Go through the entries below and pick out every line with "title".

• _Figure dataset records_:
[Start of section]

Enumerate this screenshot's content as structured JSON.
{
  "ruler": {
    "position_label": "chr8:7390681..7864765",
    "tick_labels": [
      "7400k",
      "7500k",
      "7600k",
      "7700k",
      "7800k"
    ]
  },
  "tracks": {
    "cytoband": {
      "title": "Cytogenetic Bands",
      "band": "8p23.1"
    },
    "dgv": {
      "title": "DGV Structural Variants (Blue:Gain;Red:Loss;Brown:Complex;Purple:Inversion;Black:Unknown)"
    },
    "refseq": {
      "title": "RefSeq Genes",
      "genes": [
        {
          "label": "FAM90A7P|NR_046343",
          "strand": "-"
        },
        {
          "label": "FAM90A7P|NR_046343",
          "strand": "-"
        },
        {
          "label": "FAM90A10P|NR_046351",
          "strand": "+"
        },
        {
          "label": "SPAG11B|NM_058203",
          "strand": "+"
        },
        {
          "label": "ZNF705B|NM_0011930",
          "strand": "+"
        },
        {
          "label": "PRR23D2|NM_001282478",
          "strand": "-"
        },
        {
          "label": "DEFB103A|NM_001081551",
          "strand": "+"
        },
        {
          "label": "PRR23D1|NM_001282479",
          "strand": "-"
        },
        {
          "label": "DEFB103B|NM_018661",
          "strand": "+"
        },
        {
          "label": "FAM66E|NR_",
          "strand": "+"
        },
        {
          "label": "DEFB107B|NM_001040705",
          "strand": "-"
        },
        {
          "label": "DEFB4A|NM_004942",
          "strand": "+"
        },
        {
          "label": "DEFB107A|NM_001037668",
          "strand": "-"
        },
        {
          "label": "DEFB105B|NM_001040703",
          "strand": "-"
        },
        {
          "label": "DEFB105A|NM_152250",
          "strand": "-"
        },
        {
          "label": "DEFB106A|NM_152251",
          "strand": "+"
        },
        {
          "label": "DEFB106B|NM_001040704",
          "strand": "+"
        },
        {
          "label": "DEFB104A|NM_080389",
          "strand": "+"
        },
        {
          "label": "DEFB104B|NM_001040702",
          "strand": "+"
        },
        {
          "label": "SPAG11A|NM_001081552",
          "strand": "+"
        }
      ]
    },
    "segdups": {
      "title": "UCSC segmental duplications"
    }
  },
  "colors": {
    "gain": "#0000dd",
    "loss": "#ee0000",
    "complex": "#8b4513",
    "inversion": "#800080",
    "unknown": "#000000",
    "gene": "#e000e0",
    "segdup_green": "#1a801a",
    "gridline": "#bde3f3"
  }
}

[End of section]

• _Answer space_:
      "title": "Cytogenetic Bands",
      "title": "DGV Structural Variants (Blue:Gain;Red:Loss;Brown:Complex;Purple:Inversion;Black:Unknown)"
      "title": "RefSeq Genes",
      "title": "UCSC segmental duplications"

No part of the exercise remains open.